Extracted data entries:
● ● ● ●
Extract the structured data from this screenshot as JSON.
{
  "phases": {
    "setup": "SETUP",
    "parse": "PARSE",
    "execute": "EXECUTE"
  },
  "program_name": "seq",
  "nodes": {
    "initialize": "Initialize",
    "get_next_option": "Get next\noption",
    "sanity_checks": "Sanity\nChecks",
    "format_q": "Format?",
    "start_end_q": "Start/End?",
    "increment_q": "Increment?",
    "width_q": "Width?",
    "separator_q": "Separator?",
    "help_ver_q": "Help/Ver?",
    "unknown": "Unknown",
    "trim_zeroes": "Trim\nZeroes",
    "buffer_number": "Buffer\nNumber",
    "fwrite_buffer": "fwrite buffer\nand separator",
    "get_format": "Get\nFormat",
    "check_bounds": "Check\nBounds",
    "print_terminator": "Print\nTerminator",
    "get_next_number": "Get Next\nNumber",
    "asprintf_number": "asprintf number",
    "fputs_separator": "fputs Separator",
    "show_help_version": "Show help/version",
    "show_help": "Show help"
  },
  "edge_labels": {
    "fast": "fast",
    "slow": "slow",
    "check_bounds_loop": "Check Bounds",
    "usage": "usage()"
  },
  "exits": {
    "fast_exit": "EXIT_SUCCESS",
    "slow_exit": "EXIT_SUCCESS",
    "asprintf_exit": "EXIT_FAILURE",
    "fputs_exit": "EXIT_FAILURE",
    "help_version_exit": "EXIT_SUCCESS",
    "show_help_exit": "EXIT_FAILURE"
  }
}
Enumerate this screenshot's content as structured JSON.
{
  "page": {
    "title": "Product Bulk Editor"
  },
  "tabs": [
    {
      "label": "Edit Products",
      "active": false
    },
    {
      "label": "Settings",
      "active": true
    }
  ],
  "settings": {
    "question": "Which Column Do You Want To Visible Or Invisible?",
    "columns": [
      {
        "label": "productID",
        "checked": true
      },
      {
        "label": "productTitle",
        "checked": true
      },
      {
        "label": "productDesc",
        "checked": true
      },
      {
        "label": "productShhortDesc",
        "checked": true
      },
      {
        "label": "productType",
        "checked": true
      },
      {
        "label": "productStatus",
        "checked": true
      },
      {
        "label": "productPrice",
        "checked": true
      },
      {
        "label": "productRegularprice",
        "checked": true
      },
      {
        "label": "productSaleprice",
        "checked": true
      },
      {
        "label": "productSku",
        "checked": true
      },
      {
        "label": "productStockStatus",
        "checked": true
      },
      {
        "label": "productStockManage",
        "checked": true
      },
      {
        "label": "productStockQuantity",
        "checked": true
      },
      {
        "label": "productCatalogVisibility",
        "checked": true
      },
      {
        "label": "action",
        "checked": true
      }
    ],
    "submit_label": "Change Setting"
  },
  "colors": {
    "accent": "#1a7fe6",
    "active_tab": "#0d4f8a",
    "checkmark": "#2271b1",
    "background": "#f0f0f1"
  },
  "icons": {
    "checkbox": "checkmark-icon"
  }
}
● ● ● ●
PROBLEM REQUIREMENTS: Write the entire listing out again, word for word.

THE ANSWER:
Extract the structured data from this screenshot as JSON.
{
  "phases": {
    "setup": "SETUP",
    "parse": "PARSE",
    "execute": "EXECUTE"
  },
  "program_name": "seq",
  "nodes": {
    "initialize": "Initialize",
    "get_next_option": "Get next\noption",
    "sanity_checks": "Sanity\nChecks",
    "format_q": "Format?",
    "start_end_q": "Start/End?",
    "increment_q": "Increment?",
    "width_q": "Width?",
    "separator_q": "Separator?",
    "help_ver_q": "Help/Ver?",
    "unknown": "Unknown",
    "trim_zeroes": "Trim\nZeroes",
    "buffer_number": "Buffer\nNumber",
    "fwrite_buffer": "fwrite buffer\nand separator",
    "get_format": "Get\nFormat",
    "check_bounds": "Check\nBounds",
    "print_terminator": "Print\nTerminator",
    "get_next_number": "Get Next\nNumber",
    "asprintf_number": "asprintf number",
    "fputs_separator": "fputs Separator",
    "show_help_version": "Show help/version",
    "show_help": "Show help"
  },
  "edge_labels": {
    "fast": "fast",
    "slow": "slow",
    "check_bounds_loop": "Check Bounds",
    "usage": "usage()"
  },
  "exits": {
    "fast_exit": "EXIT_SUCCESS",
    "slow_exit": "EXIT_SUCCESS",
    "asprintf_exit": "EXIT_FAILURE",
    "fputs_exit": "EXIT_FAILURE",
    "help_version_exit": "EXIT_SUCCESS",
    "show_help_exit": "EXIT_FAILURE"
  }
}
Enumerate this screenshot's content as structured JSON.
{
  "page": {
    "title": "Product Bulk Editor"
  },
  "tabs": [
    {
      "label": "Edit Products",
      "active": false
    },
    {
      "label": "Settings",
      "active": true
    }
  ],
  "settings": {
    "question": "Which Column Do You Want To Visible Or Invisible?",
    "columns": [
      {
        "label": "productID",
        "checked": true
      },
      {
        "label": "productTitle",
        "checked": true
      },
      {
        "label": "productDesc",
        "checked": true
      },
      {
        "label": "productShhortDesc",
        "checked": true
      },
      {
        "label": "productType",
        "checked": true
      },
      {
        "label": "productStatus",
        "checked": true
      },
      {
        "label": "productPrice",
        "checked": true
      },
      {
        "label": "productRegularprice",
        "checked": true
      },
      {
        "label": "productSaleprice",
        "checked": true
      },
      {
        "label": "productSku",
        "checked": true
      },
      {
        "label": "productStockStatus",
        "checked": true
      },
      {
        "label": "productStockManage",
        "checked": true
      },
      {
        "label": "productStockQuantity",
        "checked": true
      },
      {
        "label": "productCatalogVisibility",
        "checked": true
      },
      {
        "label": "action",
        "checked": true
      }
    ],
    "submit_label": "Change Setting"
  },
  "colors": {
    "accent": "#1a7fe6",
    "active_tab": "#0d4f8a",
    "checkmark": "#2271b1",
    "background": "#f0f0f1"
  },
  "icons": {
    "checkbox": "checkmark-icon"
  }
}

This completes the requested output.